Data records —

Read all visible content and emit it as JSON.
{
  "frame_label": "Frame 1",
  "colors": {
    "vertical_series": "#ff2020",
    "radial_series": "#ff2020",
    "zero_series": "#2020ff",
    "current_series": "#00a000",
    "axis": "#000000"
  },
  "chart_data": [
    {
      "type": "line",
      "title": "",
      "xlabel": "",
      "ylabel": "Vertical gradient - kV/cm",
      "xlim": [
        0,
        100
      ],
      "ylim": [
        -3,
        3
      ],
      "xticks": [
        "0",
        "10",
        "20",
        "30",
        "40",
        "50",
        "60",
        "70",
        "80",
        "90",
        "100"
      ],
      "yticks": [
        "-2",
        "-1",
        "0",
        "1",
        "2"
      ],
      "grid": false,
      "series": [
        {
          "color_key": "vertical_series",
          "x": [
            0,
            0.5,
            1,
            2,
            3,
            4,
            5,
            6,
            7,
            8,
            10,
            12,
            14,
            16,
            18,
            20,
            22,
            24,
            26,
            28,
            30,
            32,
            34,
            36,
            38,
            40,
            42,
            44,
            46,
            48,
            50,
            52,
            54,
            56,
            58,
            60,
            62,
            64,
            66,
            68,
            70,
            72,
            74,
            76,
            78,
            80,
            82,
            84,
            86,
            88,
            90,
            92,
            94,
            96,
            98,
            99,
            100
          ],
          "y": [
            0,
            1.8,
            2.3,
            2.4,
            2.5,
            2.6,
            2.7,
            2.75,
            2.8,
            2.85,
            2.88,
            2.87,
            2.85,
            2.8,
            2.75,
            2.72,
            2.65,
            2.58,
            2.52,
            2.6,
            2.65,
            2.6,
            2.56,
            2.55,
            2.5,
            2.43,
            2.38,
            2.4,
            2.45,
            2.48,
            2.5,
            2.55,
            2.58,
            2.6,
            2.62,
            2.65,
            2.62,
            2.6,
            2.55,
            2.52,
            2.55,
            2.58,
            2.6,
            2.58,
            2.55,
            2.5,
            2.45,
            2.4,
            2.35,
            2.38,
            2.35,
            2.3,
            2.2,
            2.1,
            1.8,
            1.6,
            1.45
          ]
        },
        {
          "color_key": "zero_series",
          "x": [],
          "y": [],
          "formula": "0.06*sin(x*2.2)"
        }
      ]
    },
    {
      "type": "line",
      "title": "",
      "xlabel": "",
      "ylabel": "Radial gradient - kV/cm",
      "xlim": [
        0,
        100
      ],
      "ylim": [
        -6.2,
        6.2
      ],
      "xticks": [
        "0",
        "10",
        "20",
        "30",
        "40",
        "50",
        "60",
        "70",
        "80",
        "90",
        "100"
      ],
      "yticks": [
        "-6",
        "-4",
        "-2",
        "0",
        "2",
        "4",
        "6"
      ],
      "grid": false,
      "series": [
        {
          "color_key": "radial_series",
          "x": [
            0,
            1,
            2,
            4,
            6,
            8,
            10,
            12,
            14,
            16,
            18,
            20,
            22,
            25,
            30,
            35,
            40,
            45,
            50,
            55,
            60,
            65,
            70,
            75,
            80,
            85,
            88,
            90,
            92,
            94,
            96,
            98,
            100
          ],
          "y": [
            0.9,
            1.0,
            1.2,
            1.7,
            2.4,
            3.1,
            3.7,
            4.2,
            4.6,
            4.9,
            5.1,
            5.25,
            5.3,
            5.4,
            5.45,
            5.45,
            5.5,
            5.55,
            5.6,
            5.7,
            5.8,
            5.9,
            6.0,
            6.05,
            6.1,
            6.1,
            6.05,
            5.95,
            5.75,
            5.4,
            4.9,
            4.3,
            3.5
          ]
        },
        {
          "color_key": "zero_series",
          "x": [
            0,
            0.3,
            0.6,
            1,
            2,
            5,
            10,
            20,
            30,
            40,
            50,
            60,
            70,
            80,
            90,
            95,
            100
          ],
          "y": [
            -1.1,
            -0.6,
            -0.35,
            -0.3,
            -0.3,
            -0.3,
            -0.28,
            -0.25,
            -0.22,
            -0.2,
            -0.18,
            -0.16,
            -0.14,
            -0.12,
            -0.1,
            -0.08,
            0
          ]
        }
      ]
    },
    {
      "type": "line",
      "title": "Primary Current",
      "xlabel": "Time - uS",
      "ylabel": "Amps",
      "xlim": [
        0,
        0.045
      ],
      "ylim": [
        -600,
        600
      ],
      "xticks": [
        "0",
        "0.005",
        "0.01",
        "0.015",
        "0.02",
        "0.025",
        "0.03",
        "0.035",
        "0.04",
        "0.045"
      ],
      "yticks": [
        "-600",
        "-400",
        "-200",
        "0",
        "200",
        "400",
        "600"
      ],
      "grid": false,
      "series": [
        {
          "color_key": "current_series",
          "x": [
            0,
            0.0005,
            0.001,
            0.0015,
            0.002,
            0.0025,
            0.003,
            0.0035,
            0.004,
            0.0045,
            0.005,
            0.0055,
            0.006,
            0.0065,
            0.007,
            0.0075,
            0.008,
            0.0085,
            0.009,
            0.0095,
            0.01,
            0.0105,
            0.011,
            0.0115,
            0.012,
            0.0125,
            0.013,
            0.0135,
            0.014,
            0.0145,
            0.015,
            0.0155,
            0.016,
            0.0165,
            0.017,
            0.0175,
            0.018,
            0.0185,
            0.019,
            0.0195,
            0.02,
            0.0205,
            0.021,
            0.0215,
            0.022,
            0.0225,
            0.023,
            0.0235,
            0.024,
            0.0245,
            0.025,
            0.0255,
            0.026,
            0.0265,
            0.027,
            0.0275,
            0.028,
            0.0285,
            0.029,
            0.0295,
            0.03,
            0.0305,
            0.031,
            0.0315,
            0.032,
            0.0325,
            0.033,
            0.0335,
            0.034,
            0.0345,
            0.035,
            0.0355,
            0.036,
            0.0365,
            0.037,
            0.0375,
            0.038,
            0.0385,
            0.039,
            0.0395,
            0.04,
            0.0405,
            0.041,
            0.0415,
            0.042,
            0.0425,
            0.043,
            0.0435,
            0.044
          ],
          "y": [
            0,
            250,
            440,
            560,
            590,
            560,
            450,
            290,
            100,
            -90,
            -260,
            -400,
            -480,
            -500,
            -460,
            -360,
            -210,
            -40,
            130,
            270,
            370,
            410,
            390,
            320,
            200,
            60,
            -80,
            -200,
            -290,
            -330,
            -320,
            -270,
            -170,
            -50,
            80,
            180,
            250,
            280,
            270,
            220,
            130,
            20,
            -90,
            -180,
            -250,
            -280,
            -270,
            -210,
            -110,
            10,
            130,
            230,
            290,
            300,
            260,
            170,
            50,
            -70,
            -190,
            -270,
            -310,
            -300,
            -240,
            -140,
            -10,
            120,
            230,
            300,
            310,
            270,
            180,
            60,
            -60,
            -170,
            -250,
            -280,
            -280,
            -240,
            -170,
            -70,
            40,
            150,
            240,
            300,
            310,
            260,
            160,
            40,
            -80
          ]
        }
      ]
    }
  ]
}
...
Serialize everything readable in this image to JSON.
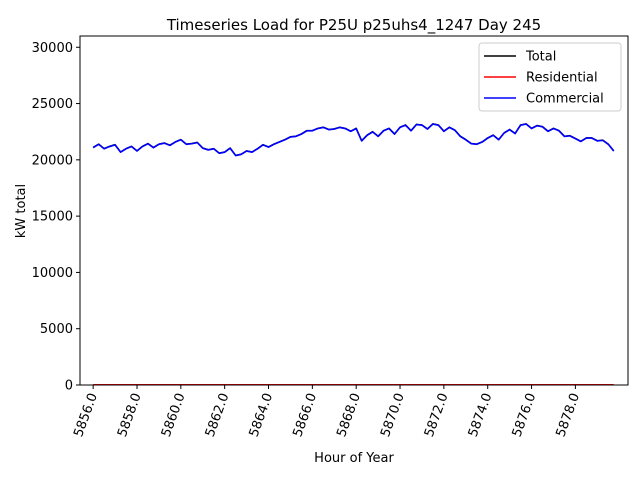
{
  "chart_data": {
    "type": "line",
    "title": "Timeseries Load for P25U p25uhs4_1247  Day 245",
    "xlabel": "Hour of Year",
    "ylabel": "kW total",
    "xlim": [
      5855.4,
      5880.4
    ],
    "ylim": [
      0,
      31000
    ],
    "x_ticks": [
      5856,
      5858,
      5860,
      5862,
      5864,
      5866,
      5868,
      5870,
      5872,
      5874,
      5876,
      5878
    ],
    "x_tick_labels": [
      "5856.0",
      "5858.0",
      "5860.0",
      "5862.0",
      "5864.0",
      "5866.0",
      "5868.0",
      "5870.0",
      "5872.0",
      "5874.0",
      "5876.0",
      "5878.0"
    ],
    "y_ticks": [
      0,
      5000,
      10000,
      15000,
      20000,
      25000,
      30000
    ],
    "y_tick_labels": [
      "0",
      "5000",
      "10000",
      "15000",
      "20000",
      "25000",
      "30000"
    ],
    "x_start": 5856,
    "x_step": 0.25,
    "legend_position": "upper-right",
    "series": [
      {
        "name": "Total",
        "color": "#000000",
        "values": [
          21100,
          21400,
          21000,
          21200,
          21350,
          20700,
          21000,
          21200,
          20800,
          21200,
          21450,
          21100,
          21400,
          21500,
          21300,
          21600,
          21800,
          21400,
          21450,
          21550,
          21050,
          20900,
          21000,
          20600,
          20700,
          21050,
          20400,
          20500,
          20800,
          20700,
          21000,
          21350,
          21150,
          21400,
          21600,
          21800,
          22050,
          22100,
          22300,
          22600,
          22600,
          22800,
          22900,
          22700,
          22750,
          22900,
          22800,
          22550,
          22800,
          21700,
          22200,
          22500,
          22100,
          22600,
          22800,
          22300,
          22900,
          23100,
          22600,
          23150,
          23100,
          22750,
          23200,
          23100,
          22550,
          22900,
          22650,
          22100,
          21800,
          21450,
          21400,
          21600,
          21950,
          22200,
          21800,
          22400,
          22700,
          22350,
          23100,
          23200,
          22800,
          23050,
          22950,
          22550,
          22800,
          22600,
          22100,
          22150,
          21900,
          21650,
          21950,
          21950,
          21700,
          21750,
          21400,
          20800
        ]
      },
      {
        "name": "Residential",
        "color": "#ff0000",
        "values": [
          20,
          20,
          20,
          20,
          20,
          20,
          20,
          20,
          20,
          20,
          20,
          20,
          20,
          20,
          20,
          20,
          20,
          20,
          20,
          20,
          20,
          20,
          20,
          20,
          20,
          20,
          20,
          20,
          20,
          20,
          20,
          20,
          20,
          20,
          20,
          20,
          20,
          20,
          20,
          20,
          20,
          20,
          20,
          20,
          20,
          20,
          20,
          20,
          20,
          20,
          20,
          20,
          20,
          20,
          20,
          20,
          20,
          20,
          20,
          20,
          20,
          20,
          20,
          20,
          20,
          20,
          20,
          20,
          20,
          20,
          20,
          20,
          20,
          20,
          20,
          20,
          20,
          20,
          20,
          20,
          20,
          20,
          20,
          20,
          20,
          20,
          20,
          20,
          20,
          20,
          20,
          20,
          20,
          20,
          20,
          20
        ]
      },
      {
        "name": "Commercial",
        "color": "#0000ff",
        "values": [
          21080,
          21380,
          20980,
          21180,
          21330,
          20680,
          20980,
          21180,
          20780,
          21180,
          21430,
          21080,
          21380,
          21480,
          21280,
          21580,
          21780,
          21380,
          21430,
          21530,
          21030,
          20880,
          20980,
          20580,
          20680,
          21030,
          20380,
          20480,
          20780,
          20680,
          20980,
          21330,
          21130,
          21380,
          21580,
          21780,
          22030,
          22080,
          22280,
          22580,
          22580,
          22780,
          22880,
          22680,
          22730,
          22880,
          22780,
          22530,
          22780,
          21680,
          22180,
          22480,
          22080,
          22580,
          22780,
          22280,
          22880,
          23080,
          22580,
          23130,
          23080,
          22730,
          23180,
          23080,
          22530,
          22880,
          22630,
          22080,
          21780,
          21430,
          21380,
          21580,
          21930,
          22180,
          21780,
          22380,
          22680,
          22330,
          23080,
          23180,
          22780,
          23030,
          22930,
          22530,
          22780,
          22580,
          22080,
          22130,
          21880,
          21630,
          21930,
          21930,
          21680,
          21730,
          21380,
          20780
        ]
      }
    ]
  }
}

Task directions —
Report how many lines in the data contain the word "ylabel", with no words besides the number.

Solved problem —
4